**Task to carry out:** Output every one of the following records verbatim, line by line, with nothing changed.

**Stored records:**

--

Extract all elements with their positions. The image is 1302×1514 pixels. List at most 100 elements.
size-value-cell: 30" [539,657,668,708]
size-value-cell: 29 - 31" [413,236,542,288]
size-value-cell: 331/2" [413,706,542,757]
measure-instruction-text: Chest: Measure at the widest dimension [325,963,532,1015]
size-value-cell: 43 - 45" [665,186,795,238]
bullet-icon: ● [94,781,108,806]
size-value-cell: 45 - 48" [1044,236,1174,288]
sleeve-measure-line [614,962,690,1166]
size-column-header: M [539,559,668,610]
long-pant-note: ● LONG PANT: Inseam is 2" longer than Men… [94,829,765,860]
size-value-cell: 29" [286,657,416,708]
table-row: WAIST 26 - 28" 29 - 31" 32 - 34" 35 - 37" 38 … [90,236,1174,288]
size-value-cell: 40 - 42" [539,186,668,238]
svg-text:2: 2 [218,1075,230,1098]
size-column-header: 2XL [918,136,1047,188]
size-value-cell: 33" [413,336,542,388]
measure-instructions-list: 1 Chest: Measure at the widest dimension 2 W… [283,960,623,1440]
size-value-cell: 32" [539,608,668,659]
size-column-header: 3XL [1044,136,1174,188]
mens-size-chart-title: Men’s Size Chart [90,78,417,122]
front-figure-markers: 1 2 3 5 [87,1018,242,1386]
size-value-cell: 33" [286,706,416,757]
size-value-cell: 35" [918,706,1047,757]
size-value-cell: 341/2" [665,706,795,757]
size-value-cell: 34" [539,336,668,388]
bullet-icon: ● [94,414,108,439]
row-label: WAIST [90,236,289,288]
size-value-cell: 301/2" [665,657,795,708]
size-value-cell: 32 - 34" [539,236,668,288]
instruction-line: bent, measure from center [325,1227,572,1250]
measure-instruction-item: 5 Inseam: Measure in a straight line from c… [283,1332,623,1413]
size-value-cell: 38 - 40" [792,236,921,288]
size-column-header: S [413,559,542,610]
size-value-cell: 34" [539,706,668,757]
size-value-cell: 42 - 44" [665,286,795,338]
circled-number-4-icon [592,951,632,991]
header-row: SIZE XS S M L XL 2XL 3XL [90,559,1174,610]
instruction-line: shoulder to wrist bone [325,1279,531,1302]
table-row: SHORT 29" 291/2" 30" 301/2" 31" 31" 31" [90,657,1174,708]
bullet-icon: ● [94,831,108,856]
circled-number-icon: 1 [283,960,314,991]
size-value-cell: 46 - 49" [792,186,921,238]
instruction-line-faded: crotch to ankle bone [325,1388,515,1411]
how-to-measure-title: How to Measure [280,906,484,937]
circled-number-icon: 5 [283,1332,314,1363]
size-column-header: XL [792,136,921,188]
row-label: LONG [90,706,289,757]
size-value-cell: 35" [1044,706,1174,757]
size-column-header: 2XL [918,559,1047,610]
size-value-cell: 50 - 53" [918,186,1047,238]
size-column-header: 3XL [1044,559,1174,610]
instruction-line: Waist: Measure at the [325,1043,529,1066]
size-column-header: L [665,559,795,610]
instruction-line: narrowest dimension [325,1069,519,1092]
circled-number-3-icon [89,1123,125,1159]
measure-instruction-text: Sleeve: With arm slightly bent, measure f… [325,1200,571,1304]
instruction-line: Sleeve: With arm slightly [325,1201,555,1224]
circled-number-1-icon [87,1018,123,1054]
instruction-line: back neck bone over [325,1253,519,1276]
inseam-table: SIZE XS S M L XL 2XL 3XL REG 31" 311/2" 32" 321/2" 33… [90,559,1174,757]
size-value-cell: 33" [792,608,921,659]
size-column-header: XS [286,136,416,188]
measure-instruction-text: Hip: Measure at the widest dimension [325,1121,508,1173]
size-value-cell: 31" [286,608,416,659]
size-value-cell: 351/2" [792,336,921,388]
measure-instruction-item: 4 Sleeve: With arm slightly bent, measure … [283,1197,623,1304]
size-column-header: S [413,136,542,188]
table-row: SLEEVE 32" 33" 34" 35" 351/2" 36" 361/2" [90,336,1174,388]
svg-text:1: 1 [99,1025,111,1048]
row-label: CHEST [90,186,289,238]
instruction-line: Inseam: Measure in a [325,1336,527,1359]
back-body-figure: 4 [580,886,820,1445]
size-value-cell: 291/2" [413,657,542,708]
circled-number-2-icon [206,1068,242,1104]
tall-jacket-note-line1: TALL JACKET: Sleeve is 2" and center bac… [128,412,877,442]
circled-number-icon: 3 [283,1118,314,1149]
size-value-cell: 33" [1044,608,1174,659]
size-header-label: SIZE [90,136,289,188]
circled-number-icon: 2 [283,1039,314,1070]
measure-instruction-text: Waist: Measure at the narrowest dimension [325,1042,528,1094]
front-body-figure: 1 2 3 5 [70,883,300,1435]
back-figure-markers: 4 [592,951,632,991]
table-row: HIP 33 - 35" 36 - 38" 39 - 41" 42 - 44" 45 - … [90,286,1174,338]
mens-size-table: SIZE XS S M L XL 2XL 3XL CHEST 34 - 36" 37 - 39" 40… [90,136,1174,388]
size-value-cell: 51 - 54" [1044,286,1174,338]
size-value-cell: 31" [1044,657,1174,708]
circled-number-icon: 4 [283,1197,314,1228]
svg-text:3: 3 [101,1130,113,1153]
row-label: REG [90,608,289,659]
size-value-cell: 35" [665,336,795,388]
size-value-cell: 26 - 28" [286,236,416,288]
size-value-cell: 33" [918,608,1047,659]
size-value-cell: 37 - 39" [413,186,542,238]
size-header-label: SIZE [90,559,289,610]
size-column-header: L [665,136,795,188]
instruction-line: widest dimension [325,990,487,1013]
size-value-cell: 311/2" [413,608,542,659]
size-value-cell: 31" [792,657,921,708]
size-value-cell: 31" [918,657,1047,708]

--

**Answer to this task:**
Extract all elements with their positions. The image is 1302×1514 pixels. List at most 100 elements.
size-value-cell: 30" [539,657,668,708]
size-value-cell: 29 - 31" [413,236,542,288]
size-value-cell: 331/2" [413,706,542,757]
measure-instruction-text: Chest: Measure at the widest dimension [325,963,532,1015]
size-value-cell: 43 - 45" [665,186,795,238]
bullet-icon: ● [94,781,108,806]
size-value-cell: 45 - 48" [1044,236,1174,288]
sleeve-measure-line [614,962,690,1166]
size-column-header: M [539,559,668,610]
long-pant-note: ● LONG PANT: Inseam is 2" longer than Men… [94,829,765,860]
size-value-cell: 29" [286,657,416,708]
table-row: WAIST 26 - 28" 29 - 31" 32 - 34" 35 - 37" 38 … [90,236,1174,288]
size-value-cell: 40 - 42" [539,186,668,238]
svg-text:2: 2 [218,1075,230,1098]
size-column-header: 2XL [918,136,1047,188]
size-value-cell: 33" [413,336,542,388]
measure-instructions-list: 1 Chest: Measure at the widest dimension 2 W… [283,960,623,1440]
size-value-cell: 32" [539,608,668,659]
size-column-header: 3XL [1044,136,1174,188]
mens-size-chart-title: Men’s Size Chart [90,78,417,122]
front-figure-markers: 1 2 3 5 [87,1018,242,1386]
size-value-cell: 33" [286,706,416,757]
size-value-cell: 35" [918,706,1047,757]
size-value-cell: 341/2" [665,706,795,757]
size-value-cell: 34" [539,336,668,388]
bullet-icon: ● [94,414,108,439]
row-label: WAIST [90,236,289,288]
size-value-cell: 301/2" [665,657,795,708]
size-value-cell: 32 - 34" [539,236,668,288]
instruction-line: bent, measure from center [325,1227,572,1250]
measure-instruction-item: 5 Inseam: Measure in a straight line from c… [283,1332,623,1413]
size-value-cell: 38 - 40" [792,236,921,288]
size-column-header: S [413,559,542,610]
size-value-cell: 34" [539,706,668,757]
size-value-cell: 42 - 44" [665,286,795,338]
circled-number-4-icon [592,951,632,991]
header-row: SIZE XS S M L XL 2XL 3XL [90,559,1174,610]
instruction-line: shoulder to wrist bone [325,1279,531,1302]
table-row: SHORT 29" 291/2" 30" 301/2" 31" 31" 31" [90,657,1174,708]
bullet-icon: ● [94,831,108,856]
circled-number-icon: 1 [283,960,314,991]
size-value-cell: 46 - 49" [792,186,921,238]
instruction-line-faded: crotch to ankle bone [325,1388,515,1411]
how-to-measure-title: How to Measure [280,906,484,937]
circled-number-icon: 5 [283,1332,314,1363]
size-column-header: XL [792,136,921,188]
row-label: LONG [90,706,289,757]
size-value-cell: 35" [1044,706,1174,757]
size-column-header: 2XL [918,559,1047,610]
size-value-cell: 50 - 53" [918,186,1047,238]
size-column-header: 3XL [1044,559,1174,610]
instruction-line: Waist: Measure at the [325,1043,529,1066]
size-column-header: L [665,559,795,610]
instruction-line: narrowest dimension [325,1069,519,1092]
circled-number-3-icon [89,1123,125,1159]
measure-instruction-text: Sleeve: With arm slightly bent, measure f… [325,1200,571,1304]
instruction-line: Sleeve: With arm slightly [325,1201,555,1224]
circled-number-1-icon [87,1018,123,1054]
instruction-line: back neck bone over [325,1253,519,1276]
inseam-table: SIZE XS S M L XL 2XL 3XL REG 31" 311/2" 32" 321/2" 33… [90,559,1174,757]
size-value-cell: 33" [792,608,921,659]
size-column-header: XS [286,136,416,188]
measure-instruction-text: Hip: Measure at the widest dimension [325,1121,508,1173]
size-value-cell: 31" [286,608,416,659]
size-value-cell: 351/2" [792,336,921,388]
measure-instruction-item: 4 Sleeve: With arm slightly bent, measure … [283,1197,623,1304]
size-column-header: S [413,136,542,188]
table-row: SLEEVE 32" 33" 34" 35" 351/2" 36" 361/2" [90,336,1174,388]
svg-text:1: 1 [99,1025,111,1048]
row-label: CHEST [90,186,289,238]
instruction-line: Inseam: Measure in a [325,1336,527,1359]
back-body-figure: 4 [580,886,820,1445]
size-value-cell: 291/2" [413,657,542,708]
circled-number-2-icon [206,1068,242,1104]
tall-jacket-note-line1: TALL JACKET: Sleeve is 2" and center bac… [128,412,877,442]
circled-number-icon: 3 [283,1118,314,1149]
size-value-cell: 33" [1044,608,1174,659]
size-header-label: SIZE [90,136,289,188]
circled-number-icon: 2 [283,1039,314,1070]
measure-instruction-text: Waist: Measure at the narrowest dimension [325,1042,528,1094]
front-body-figure: 1 2 3 5 [70,883,300,1435]
back-figure-markers: 4 [592,951,632,991]
table-row: HIP 33 - 35" 36 - 38" 39 - 41" 42 - 44" 45 - … [90,286,1174,338]
mens-size-table: SIZE XS S M L XL 2XL 3XL CHEST 34 - 36" 37 - 39" 40… [90,136,1174,388]
size-value-cell: 51 - 54" [1044,286,1174,338]
size-value-cell: 31" [1044,657,1174,708]
circled-number-icon: 4 [283,1197,314,1228]
svg-text:3: 3 [101,1130,113,1153]
row-label: REG [90,608,289,659]
size-value-cell: 35" [665,336,795,388]
size-value-cell: 26 - 28" [286,236,416,288]
size-value-cell: 33" [918,608,1047,659]
size-value-cell: 37 - 39" [413,186,542,238]
size-header-label: SIZE [90,559,289,610]
size-column-header: L [665,136,795,188]
instruction-line: widest dimension [325,990,487,1013]
size-value-cell: 311/2" [413,608,542,659]
size-value-cell: 31" [792,657,921,708]
size-value-cell: 31" [918,657,1047,708]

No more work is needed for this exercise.